==== DATA SHOWN ====

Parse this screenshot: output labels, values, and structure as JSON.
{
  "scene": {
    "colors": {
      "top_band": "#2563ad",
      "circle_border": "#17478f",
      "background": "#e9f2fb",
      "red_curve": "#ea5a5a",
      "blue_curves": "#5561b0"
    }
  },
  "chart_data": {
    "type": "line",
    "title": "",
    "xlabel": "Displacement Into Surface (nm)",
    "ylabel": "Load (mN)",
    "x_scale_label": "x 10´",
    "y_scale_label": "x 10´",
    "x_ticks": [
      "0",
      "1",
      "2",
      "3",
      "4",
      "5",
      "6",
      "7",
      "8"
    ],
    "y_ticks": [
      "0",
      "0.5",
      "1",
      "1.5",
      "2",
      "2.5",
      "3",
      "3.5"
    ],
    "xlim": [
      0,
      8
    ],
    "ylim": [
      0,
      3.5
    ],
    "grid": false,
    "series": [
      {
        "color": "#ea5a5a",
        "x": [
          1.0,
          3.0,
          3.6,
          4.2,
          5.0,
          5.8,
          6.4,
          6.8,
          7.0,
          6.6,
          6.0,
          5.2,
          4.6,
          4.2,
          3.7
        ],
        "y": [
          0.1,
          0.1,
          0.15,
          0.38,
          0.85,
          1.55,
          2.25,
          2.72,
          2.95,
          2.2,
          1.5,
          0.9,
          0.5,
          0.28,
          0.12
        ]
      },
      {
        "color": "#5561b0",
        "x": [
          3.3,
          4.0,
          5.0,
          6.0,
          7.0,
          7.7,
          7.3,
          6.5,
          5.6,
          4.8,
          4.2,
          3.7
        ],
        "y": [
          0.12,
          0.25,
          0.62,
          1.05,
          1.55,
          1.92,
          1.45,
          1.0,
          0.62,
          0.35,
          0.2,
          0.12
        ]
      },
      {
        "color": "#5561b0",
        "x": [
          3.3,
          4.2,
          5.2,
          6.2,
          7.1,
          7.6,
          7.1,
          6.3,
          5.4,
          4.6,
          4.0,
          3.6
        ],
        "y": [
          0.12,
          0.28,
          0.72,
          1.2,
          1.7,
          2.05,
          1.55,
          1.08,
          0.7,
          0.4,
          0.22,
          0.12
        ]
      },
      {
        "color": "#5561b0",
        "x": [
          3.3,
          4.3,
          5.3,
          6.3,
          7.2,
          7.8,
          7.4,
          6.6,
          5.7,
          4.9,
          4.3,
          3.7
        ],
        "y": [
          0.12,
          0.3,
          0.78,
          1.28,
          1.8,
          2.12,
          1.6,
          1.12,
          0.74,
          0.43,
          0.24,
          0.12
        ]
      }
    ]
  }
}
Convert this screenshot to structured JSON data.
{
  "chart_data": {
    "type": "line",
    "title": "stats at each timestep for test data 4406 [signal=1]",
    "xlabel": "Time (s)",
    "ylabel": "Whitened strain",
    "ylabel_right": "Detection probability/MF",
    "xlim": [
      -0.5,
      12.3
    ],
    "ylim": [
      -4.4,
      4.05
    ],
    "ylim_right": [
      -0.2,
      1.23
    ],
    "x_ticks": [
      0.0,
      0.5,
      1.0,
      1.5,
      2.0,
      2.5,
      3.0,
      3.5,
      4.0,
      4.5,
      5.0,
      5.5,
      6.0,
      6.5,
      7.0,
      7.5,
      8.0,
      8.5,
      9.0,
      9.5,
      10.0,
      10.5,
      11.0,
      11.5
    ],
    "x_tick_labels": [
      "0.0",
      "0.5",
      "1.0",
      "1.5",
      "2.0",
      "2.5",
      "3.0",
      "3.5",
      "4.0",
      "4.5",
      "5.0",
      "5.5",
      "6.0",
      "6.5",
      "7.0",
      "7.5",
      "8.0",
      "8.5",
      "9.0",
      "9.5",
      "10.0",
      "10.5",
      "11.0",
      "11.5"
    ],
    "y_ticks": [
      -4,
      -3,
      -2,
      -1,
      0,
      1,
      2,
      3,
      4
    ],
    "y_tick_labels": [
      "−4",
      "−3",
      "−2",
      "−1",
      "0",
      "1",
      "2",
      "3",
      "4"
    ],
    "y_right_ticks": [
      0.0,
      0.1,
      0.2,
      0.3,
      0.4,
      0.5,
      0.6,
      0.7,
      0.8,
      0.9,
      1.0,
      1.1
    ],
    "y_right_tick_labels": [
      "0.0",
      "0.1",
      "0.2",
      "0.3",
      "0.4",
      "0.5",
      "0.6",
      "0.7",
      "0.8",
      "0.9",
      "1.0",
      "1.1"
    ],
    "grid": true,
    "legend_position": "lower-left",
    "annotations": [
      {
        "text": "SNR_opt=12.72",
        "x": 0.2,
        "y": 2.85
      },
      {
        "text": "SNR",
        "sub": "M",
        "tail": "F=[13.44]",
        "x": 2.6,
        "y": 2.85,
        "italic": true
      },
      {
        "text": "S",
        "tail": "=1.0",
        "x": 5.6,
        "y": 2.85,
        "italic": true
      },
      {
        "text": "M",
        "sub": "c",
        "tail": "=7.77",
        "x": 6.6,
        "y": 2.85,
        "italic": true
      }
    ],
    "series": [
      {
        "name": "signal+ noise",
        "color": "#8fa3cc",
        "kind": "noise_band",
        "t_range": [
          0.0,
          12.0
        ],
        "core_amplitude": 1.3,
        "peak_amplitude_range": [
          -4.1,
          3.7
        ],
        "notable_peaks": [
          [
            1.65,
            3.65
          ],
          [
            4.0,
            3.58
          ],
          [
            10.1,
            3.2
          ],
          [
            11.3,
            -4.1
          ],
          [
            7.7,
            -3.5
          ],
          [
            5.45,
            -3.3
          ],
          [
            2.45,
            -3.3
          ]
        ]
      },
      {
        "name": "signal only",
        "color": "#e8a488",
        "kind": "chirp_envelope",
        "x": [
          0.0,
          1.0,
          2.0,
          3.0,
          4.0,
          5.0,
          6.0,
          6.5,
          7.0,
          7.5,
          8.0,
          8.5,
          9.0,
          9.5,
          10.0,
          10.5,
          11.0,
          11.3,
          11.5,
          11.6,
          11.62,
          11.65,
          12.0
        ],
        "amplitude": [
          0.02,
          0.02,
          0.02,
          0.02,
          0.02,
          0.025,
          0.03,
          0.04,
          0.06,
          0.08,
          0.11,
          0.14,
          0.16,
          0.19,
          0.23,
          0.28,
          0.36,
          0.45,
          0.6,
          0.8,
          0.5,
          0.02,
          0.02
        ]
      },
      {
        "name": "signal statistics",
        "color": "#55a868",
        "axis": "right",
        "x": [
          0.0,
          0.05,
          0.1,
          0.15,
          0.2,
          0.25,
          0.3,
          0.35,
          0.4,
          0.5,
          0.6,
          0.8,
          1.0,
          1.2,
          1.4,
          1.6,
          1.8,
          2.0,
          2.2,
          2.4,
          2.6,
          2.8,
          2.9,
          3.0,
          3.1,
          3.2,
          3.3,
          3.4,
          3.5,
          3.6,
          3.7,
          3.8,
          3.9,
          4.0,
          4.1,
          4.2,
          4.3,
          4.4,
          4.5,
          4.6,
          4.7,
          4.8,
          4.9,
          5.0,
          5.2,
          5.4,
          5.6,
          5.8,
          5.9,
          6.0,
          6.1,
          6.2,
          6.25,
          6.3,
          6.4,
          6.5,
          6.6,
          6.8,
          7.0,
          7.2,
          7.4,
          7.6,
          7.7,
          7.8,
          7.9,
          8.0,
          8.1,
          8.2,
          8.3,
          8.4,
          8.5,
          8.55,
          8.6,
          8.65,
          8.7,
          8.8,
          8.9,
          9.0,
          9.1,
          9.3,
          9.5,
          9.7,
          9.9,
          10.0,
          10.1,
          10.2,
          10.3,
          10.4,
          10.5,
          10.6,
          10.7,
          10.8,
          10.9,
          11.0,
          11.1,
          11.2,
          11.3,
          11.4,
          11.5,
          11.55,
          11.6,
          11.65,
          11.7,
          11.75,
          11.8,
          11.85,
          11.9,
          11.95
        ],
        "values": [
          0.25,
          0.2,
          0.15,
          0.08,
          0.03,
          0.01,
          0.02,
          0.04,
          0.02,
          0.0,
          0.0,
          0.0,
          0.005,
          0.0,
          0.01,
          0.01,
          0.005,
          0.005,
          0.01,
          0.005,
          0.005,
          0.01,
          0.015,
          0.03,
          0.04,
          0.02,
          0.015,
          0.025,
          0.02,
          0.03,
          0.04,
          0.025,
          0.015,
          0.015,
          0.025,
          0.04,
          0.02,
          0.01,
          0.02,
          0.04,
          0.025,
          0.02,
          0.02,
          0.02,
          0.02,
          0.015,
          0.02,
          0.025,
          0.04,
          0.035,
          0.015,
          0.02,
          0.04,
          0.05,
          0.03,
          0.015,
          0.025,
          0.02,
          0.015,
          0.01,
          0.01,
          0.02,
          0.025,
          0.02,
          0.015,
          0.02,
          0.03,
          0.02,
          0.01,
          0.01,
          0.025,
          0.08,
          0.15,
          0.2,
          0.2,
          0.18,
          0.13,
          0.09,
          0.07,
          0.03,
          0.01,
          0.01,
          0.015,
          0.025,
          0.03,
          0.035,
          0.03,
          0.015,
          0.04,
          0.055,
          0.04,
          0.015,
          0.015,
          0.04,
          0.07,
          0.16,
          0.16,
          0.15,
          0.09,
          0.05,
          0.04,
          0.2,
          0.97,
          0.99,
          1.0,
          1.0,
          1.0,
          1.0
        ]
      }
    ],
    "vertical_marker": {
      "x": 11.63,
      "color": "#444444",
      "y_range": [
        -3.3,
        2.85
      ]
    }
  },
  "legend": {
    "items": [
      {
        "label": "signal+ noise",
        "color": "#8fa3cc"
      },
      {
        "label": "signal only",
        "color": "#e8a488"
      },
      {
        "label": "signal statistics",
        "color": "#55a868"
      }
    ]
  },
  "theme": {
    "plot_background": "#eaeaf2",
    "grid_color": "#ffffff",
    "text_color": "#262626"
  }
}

====

DO THIS >> In the entries above, find lines with "values" and copy each.

ANSWER BELOW >>
Parse this screenshot: output labels, values, and structure as JSON.
        "values": [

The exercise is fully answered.